Set out each line from the following listing that includes the word "supply".

——

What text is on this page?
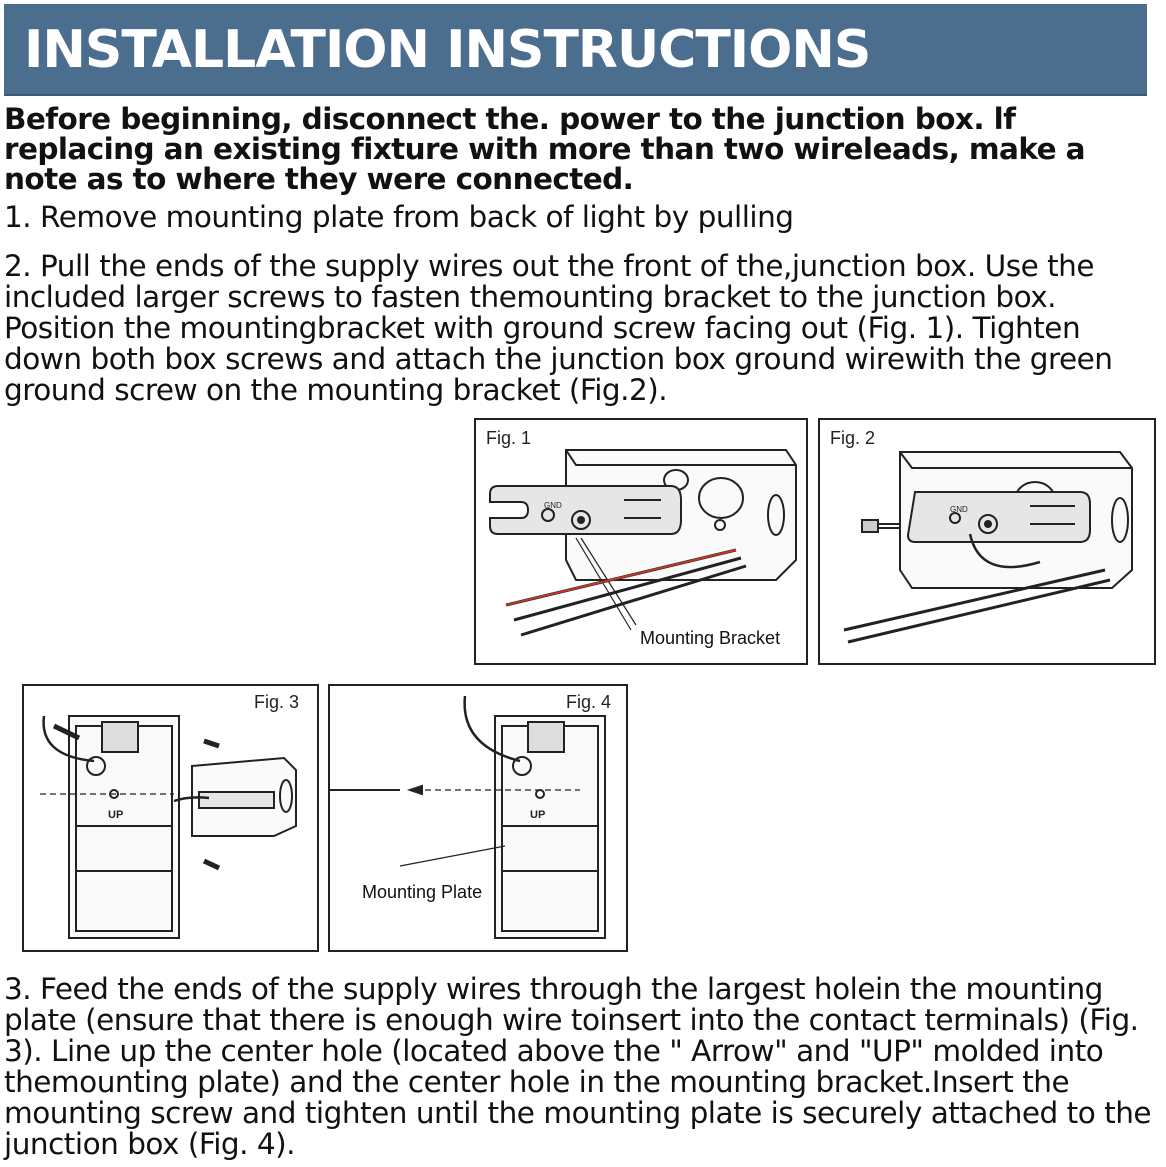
INSTALLATION INSTRUCTIONS

Before beginning, disconnect the. power to the junction box. lf replacing an existing fixture with more than two wireleads, make a note as to where they were connected.

1. Remove mounting plate from back of light by pulling

2. Pull the ends of the supply wires out the front of the,junction box. Use the included larger screws to fasten themounting bracket to the junction box. Position the mountingbracket with ground screw facing out (Fig. 1). Tighten down both box screws and attach the junction box ground wirewith the green ground screw on the mounting bracket (Fig.2).

GND
Fig. 1
Mounting Bracket
GND
Fig. 2
UP
Fig. 3
UP
Fig. 4
Mounting Plate

3. Feed the ends of the supply wires through the largest holein the mounting plate (ensure that there is enough wire toinsert into the contact terminals) (Fig. 3). Line up the center hole (located above the " Arrow" and "UP" molded into themounting plate) and the center hole in the mounting bracket.Insert the mounting screw and tighten until the mounting plate is securely attached to the junction box (Fig. 4).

——

_Final answer_.
2. Pull the ends of the supply wires out the front of the,junction box. Use the included larger screws to fasten themounting bracket to the junction box. Position the mountingbracket with ground screw facing out (Fig. 1). Tighten down both box screws and attach the junction box ground wirewith the green ground screw on the mounting bracket (Fig.2).
3. Feed the ends of the supply wires through the largest holein the mounting plate (ensure that there is enough wire toinsert into the contact terminals) (Fig. 3). Line up the center hole (located above the " Arrow" and "UP" molded into themounting plate) and the center hole in the mounting bracket.Insert the mounting screw and tighten until the mounting plate is securely attached to the junction box (Fig. 4).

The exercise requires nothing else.